• WRITTEN PROBLEM: Track down the lines that contain "document" and copy them.

• MATERIAL SHOWN:
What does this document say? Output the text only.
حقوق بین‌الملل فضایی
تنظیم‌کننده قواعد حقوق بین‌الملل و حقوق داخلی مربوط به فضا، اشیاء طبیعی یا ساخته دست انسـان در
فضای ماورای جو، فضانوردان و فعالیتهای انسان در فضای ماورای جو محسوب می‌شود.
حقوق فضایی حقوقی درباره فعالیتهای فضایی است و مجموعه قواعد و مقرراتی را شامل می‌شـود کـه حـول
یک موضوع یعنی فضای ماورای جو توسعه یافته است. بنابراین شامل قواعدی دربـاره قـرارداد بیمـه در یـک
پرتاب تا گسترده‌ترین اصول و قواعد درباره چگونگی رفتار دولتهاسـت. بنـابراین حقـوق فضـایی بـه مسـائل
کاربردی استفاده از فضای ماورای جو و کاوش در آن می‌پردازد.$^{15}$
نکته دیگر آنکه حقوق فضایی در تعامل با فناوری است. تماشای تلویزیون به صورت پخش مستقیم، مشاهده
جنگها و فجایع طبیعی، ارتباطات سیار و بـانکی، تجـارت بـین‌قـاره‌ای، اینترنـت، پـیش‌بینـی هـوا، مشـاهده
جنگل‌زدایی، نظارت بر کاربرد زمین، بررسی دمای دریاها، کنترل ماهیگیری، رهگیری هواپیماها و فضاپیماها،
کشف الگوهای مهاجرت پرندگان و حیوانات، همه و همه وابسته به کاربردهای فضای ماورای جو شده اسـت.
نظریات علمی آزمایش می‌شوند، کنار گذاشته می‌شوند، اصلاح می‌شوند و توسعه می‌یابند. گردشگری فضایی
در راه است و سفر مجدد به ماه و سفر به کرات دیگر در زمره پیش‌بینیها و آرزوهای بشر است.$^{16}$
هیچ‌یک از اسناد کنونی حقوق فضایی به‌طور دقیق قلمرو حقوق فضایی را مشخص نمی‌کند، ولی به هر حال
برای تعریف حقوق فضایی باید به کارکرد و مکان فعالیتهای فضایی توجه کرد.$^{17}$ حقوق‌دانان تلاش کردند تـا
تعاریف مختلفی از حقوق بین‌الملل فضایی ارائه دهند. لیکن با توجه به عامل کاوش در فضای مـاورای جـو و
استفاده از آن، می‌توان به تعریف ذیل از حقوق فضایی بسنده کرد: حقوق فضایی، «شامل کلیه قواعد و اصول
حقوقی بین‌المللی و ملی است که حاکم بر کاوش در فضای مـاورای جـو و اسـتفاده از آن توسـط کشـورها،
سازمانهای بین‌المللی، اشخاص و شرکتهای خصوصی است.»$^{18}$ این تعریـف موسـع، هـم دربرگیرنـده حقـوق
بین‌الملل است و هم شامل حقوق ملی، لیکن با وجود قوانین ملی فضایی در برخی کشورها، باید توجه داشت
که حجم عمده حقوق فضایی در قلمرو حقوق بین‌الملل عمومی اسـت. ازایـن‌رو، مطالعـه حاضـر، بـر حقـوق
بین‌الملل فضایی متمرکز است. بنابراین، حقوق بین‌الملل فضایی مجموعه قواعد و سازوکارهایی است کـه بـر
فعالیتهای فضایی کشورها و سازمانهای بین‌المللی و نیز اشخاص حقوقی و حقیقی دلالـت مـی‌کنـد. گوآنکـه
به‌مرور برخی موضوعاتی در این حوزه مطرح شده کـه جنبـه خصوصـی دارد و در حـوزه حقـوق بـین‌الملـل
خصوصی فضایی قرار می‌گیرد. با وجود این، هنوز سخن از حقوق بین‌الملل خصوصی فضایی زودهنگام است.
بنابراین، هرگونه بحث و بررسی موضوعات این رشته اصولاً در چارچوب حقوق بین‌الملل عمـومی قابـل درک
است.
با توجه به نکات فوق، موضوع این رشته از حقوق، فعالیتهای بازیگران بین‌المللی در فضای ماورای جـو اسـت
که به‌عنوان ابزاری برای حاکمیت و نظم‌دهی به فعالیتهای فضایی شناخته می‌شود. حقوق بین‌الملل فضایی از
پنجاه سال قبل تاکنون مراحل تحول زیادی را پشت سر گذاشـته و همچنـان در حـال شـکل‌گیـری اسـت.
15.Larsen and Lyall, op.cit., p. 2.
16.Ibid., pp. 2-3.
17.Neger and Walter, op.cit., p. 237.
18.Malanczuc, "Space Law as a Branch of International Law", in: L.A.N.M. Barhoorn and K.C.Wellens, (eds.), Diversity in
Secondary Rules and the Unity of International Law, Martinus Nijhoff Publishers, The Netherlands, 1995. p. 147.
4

---

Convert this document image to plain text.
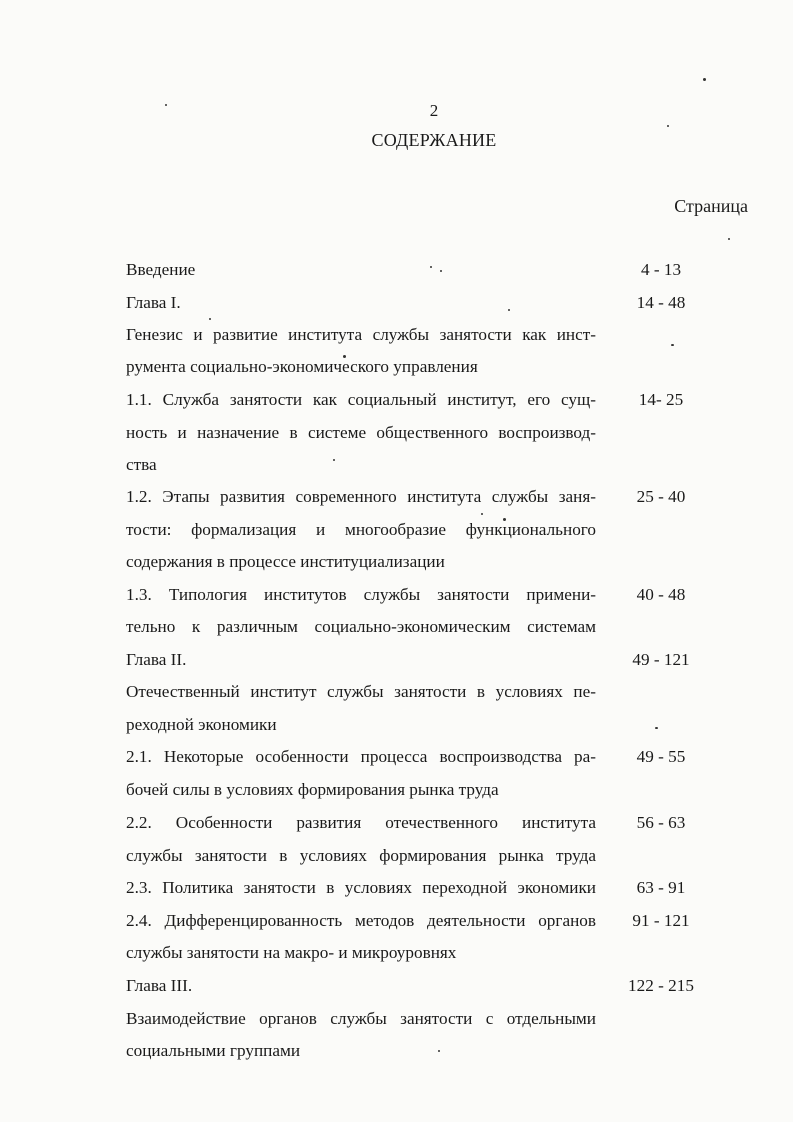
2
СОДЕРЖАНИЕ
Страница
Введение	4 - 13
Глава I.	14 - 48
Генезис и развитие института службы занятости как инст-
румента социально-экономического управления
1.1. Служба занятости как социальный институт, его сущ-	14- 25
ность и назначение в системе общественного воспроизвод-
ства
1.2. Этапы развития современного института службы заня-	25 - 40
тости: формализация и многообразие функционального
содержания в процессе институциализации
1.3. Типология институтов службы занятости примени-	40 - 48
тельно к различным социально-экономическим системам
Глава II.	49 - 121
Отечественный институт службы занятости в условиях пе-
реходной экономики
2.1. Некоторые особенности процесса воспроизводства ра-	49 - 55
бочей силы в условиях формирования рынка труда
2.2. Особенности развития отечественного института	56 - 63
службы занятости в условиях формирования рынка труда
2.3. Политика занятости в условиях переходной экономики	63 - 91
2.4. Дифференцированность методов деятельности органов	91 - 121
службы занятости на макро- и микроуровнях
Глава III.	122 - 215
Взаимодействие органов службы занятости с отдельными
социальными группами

==

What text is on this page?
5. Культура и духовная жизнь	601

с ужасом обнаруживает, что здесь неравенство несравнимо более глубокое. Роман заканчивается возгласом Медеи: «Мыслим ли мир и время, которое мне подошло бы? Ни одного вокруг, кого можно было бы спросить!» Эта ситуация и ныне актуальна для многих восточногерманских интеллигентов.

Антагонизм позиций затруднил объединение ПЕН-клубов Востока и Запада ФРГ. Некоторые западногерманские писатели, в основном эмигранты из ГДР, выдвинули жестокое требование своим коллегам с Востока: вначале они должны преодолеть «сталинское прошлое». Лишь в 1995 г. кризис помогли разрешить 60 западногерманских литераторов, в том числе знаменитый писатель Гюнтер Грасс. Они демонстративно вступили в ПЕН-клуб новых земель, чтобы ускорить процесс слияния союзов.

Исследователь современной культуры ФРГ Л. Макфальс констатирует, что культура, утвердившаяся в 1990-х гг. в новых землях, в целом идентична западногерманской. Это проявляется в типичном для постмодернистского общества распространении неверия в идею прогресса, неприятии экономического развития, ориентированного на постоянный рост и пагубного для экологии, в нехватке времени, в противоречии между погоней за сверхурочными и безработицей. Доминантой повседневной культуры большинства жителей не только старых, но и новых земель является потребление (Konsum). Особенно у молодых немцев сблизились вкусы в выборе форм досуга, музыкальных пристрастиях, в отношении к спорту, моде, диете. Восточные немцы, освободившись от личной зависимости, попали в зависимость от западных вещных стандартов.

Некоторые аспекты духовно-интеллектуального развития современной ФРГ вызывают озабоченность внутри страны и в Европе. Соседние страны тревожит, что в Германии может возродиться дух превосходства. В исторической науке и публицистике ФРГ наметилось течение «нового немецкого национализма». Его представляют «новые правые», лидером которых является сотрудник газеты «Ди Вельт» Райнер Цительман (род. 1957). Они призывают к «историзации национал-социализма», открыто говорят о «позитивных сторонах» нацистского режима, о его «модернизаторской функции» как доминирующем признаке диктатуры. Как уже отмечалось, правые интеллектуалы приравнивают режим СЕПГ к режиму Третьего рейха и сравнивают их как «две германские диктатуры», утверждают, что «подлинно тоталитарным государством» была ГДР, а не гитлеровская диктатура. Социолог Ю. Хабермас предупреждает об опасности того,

• REPLY TO THE EXERCISE:
What does this document say? Output the text only.
Convert this document image to plain text.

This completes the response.